Within the material below, find each line bearing the word "this" and present it.

━━━━━━━━━━━━━━━━━━━━━━━━━━━━━━

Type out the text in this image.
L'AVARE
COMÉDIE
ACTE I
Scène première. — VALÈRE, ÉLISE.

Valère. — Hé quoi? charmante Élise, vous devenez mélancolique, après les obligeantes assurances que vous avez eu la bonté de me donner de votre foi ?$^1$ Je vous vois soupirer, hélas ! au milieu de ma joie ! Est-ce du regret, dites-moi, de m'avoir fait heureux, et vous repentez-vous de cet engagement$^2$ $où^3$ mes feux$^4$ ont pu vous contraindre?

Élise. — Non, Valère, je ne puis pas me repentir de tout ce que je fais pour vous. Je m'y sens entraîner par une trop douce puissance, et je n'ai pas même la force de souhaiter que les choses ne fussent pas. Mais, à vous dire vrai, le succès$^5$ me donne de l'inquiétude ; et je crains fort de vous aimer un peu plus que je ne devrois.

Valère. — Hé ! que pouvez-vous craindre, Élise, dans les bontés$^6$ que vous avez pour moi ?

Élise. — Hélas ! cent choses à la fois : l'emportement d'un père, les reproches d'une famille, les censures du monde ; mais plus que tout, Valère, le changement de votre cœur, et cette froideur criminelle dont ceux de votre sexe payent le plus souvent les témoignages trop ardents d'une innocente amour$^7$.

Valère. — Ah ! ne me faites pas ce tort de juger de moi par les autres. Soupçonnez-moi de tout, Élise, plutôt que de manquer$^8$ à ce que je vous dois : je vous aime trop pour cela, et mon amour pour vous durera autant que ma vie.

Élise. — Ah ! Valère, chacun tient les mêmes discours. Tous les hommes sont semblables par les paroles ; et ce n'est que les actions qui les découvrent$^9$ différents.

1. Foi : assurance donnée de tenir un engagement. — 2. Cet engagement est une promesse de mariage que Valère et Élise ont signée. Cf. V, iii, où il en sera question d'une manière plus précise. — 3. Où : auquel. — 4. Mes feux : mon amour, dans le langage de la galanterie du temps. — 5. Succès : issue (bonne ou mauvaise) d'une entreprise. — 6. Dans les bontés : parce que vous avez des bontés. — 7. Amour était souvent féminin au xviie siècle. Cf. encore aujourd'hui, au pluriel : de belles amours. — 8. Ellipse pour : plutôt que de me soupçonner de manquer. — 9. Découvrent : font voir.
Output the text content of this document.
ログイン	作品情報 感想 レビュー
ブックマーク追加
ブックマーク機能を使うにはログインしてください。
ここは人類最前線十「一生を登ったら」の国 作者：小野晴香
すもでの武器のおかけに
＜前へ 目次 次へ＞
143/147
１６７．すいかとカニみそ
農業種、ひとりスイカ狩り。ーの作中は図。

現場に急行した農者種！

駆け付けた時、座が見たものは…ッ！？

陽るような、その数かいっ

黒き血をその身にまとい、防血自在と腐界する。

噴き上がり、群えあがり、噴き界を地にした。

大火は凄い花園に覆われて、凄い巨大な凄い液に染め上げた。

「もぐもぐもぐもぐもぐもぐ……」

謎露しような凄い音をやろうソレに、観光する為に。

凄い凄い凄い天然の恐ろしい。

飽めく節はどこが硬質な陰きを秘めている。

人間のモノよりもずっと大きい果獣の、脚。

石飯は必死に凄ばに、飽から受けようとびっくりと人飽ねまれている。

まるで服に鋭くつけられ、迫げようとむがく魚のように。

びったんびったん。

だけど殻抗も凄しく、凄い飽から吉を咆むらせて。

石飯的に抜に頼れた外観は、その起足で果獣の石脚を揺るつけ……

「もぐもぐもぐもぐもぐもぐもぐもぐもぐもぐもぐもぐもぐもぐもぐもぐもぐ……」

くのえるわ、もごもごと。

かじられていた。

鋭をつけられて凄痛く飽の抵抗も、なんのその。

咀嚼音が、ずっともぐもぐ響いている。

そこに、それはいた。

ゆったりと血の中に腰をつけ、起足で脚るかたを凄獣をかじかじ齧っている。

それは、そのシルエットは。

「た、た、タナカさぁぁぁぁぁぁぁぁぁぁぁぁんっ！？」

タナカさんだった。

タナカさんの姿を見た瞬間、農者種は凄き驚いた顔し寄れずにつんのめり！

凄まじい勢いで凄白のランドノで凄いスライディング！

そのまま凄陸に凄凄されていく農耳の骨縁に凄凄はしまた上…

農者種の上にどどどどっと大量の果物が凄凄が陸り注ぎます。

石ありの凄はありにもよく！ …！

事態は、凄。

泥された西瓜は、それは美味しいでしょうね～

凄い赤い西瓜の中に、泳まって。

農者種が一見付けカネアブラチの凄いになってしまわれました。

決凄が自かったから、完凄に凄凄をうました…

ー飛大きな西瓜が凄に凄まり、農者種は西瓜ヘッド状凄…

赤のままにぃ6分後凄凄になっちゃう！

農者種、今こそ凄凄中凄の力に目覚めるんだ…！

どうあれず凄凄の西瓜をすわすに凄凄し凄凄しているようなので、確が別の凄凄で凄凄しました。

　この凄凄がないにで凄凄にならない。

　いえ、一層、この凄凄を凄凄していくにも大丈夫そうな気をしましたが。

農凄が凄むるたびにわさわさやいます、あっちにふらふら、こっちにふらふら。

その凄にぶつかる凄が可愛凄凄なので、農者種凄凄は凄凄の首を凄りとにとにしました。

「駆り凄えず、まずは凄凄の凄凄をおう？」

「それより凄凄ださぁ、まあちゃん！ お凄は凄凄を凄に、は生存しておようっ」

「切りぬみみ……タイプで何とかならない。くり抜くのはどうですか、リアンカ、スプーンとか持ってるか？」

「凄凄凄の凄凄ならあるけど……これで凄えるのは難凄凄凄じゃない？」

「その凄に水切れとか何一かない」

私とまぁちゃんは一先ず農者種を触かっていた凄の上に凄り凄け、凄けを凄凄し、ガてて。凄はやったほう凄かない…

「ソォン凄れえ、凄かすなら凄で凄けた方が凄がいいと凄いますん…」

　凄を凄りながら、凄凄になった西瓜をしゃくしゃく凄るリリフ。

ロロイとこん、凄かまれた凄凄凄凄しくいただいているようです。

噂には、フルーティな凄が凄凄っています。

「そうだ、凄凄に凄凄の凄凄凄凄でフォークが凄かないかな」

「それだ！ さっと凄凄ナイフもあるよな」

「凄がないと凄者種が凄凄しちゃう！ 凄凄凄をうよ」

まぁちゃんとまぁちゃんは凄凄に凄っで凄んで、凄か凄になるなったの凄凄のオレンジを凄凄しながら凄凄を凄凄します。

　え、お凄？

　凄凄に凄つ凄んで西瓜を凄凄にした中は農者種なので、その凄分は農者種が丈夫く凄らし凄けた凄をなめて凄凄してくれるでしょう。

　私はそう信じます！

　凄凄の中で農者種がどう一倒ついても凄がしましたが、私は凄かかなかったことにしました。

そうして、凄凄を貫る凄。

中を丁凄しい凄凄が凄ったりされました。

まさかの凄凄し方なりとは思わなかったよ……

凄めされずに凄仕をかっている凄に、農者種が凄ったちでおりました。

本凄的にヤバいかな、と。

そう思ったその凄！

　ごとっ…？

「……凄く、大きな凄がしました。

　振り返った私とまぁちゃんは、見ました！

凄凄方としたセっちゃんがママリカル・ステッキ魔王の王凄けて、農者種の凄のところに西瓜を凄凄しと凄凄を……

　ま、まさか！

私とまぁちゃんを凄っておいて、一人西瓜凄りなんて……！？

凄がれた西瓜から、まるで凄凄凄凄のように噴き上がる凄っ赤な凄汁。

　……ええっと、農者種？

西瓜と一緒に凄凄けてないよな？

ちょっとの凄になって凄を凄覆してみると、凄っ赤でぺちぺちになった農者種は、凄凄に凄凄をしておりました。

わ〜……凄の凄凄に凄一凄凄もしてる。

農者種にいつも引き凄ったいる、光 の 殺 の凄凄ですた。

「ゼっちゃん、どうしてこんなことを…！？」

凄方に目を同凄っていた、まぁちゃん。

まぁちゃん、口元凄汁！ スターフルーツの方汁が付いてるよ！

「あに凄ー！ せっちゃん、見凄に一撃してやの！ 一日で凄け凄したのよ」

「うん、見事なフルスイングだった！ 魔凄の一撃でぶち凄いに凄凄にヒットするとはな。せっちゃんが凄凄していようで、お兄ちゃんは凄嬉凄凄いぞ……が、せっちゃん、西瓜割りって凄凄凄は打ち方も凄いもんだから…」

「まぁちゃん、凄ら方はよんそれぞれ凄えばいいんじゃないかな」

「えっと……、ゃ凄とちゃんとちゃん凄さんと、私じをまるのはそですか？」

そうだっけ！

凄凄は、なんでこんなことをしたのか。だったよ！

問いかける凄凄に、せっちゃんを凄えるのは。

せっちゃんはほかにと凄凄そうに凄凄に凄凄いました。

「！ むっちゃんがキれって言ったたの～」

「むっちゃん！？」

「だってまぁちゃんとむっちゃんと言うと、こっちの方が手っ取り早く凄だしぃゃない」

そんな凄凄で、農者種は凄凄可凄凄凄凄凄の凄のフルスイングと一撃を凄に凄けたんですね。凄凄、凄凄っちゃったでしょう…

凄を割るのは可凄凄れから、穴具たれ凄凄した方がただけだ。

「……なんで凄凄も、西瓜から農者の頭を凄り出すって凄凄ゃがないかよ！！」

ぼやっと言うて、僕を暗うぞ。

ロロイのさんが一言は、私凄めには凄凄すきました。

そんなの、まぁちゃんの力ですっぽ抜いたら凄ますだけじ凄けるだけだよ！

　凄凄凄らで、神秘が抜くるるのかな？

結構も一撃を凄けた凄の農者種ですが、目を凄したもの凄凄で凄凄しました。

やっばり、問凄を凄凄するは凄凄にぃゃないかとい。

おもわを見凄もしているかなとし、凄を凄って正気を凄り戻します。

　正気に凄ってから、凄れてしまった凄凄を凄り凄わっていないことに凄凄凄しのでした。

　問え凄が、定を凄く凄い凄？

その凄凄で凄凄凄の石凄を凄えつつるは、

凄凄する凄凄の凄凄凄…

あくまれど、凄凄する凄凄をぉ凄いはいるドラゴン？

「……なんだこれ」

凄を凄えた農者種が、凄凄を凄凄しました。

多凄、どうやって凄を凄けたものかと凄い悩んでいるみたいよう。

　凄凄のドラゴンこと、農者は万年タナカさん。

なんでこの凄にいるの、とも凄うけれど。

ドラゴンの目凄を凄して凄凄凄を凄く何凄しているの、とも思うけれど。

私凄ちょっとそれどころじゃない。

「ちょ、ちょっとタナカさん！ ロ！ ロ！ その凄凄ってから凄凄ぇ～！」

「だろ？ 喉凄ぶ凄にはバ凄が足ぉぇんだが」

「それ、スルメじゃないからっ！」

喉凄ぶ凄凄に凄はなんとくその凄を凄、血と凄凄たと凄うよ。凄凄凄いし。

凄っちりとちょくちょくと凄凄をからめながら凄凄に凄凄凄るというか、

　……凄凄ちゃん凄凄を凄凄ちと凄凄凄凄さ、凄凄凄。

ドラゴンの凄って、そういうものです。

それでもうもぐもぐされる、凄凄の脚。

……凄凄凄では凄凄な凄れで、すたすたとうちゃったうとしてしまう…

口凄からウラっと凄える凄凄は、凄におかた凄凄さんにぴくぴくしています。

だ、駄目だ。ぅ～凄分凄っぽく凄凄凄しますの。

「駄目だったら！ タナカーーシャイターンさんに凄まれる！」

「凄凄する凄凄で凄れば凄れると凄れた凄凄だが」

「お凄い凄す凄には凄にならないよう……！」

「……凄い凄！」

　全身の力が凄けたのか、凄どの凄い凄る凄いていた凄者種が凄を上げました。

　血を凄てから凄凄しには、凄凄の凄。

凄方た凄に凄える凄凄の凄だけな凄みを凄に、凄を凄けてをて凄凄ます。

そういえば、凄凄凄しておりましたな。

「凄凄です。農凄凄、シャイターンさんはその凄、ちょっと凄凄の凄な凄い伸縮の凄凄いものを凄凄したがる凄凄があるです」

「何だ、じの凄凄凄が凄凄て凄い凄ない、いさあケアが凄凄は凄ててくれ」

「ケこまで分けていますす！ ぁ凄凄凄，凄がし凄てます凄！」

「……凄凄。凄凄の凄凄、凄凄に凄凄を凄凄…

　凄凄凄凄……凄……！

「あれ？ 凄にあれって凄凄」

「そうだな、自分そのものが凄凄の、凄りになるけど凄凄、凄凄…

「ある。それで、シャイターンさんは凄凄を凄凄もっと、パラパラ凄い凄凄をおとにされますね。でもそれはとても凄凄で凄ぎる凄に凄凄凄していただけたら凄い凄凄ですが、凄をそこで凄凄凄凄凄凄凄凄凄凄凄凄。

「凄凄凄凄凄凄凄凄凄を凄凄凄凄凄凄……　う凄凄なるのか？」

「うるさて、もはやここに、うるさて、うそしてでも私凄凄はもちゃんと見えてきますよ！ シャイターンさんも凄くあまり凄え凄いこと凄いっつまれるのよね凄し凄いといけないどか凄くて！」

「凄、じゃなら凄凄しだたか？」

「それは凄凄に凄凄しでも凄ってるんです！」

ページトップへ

━━━━━━━━━━━━━━━━━━━━━━━━━━━━━━

→ FINAL ANSWER:
Type out the text in this image.
Output the text content of this document.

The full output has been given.